WHAT IS ASKED →
Return the entries below verbatim. Pictures stay out.

[Start of RECORD EXTRACTS]

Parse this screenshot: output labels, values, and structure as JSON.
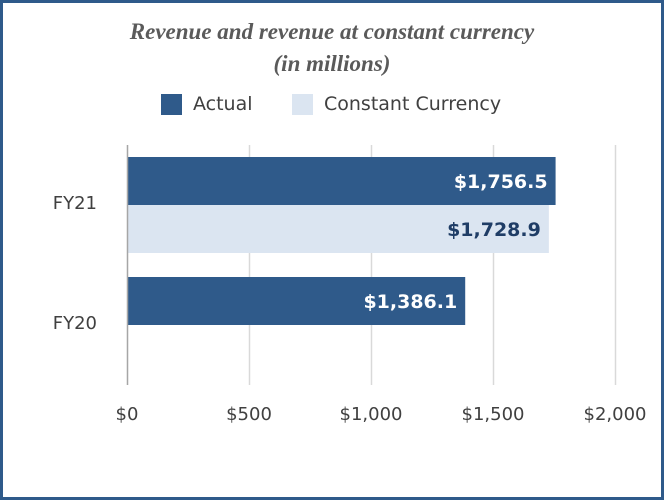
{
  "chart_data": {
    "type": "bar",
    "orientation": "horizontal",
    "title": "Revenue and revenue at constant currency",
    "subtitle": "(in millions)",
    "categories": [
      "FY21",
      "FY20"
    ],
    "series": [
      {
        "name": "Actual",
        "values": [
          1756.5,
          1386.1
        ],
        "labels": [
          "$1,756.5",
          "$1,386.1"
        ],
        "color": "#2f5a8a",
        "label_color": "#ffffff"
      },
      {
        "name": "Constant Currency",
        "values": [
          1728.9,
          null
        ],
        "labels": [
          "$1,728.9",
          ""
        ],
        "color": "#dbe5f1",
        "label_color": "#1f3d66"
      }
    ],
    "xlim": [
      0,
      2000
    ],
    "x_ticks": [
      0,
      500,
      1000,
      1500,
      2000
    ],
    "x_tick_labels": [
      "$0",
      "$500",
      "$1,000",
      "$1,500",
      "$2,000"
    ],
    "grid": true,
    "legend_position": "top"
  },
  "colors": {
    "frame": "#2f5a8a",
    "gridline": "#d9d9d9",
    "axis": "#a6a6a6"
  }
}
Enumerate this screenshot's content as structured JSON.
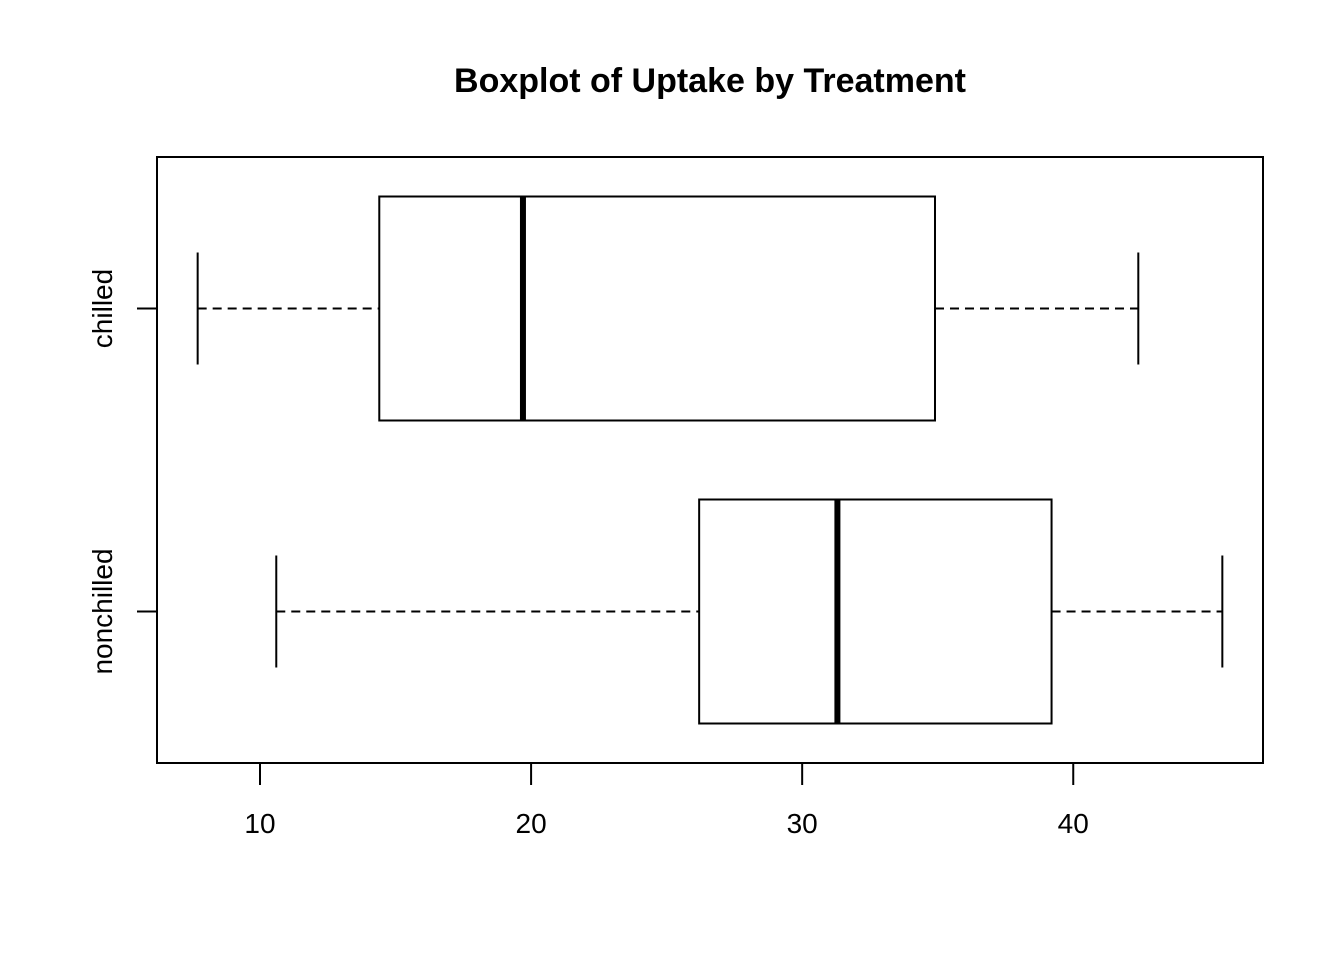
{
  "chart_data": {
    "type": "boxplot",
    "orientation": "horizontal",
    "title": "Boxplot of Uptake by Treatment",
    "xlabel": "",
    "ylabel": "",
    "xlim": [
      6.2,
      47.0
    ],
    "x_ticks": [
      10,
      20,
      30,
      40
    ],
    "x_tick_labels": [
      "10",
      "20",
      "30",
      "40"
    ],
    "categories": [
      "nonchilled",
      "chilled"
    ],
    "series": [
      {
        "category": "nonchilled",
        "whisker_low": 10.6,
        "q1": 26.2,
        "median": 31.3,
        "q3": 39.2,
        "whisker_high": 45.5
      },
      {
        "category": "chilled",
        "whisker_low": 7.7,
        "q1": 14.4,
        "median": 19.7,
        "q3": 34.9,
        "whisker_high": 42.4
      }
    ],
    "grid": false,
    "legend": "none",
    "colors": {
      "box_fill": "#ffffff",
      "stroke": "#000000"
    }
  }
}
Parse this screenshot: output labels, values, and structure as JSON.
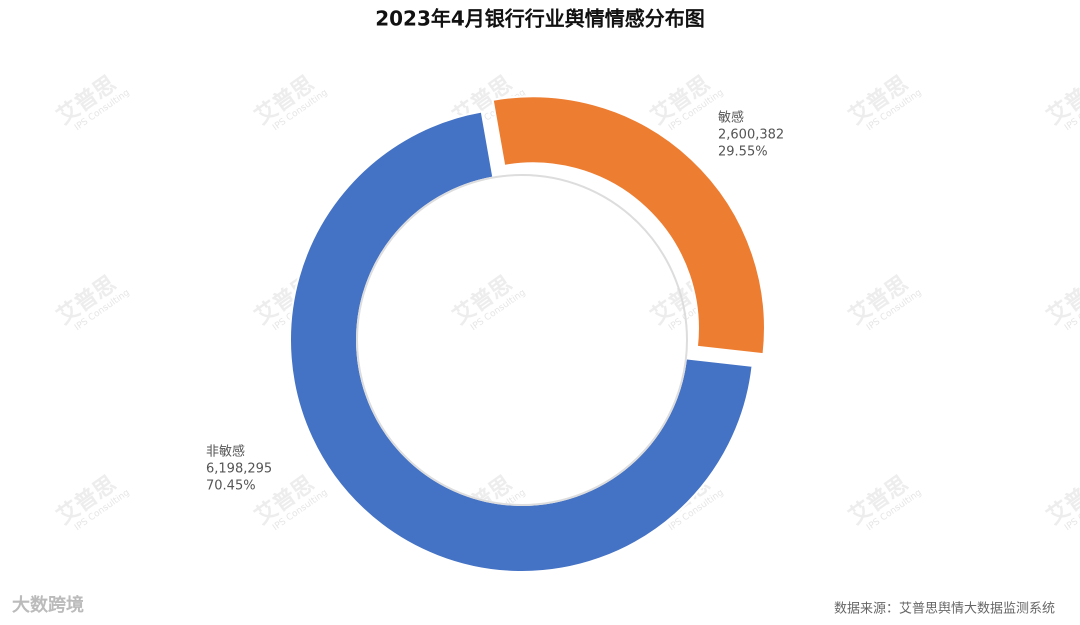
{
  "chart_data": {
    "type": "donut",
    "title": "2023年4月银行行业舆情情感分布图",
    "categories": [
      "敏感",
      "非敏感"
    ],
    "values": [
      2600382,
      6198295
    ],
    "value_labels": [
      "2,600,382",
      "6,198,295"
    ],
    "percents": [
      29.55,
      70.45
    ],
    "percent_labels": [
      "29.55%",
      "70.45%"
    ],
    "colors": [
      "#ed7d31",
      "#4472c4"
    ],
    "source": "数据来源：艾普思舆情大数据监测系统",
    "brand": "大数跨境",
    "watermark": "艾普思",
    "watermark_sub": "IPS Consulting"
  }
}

[End of RECORD EXTRACTS]

EXERCISE SOLUTION →
Parse this screenshot: output labels, values, and structure as JSON.
{
  "chart_data": {
    "type": "bar",
    "orientation": "horizontal",
    "title": "Revenue and revenue at constant currency",
    "subtitle": "(in millions)",
    "categories": [
      "FY21",
      "FY20"
    ],
    "series": [
      {
        "name": "Actual",
        "values": [
          1756.5,
          1386.1
        ],
        "labels": [
          "$1,756.5",
          "$1,386.1"
        ],
        "color": "#2f5a8a",
        "label_color": "#ffffff"
      },
      {
        "name": "Constant Currency",
        "values": [
          1728.9,
          null
        ],
        "labels": [
          "$1,728.9",
          ""
        ],
        "color": "#dbe5f1",
        "label_color": "#1f3d66"
      }
    ],
    "xlim": [
      0,
      2000
    ],
    "x_ticks": [
      0,
      500,
      1000,
      1500,
      2000
    ],
    "x_tick_labels": [
      "$0",
      "$500",
      "$1,000",
      "$1,500",
      "$2,000"
    ],
    "grid": true,
    "legend_position": "top"
  },
  "colors": {
    "frame": "#2f5a8a",
    "gridline": "#d9d9d9",
    "axis": "#a6a6a6"
  }
}
Enumerate this screenshot's content as structured JSON.
{
  "chart_data": {
    "type": "boxplot",
    "orientation": "horizontal",
    "title": "Boxplot of Uptake by Treatment",
    "xlabel": "",
    "ylabel": "",
    "xlim": [
      6.2,
      47.0
    ],
    "x_ticks": [
      10,
      20,
      30,
      40
    ],
    "x_tick_labels": [
      "10",
      "20",
      "30",
      "40"
    ],
    "categories": [
      "nonchilled",
      "chilled"
    ],
    "series": [
      {
        "category": "nonchilled",
        "whisker_low": 10.6,
        "q1": 26.2,
        "median": 31.3,
        "q3": 39.2,
        "whisker_high": 45.5
      },
      {
        "category": "chilled",
        "whisker_low": 7.7,
        "q1": 14.4,
        "median": 19.7,
        "q3": 34.9,
        "whisker_high": 42.4
      }
    ],
    "grid": false,
    "legend": "none",
    "colors": {
      "box_fill": "#ffffff",
      "stroke": "#000000"
    }
  }
}
Parse this screenshot: output labels, values, and structure as JSON.
{
  "chart_data": {
    "type": "donut",
    "title": "2023年4月银行行业舆情情感分布图",
    "categories": [
      "敏感",
      "非敏感"
    ],
    "values": [
      2600382,
      6198295
    ],
    "value_labels": [
      "2,600,382",
      "6,198,295"
    ],
    "percents": [
      29.55,
      70.45
    ],
    "percent_labels": [
      "29.55%",
      "70.45%"
    ],
    "colors": [
      "#ed7d31",
      "#4472c4"
    ],
    "source": "数据来源：艾普思舆情大数据监测系统",
    "brand": "大数跨境",
    "watermark": "艾普思",
    "watermark_sub": "IPS Consulting"
  }
}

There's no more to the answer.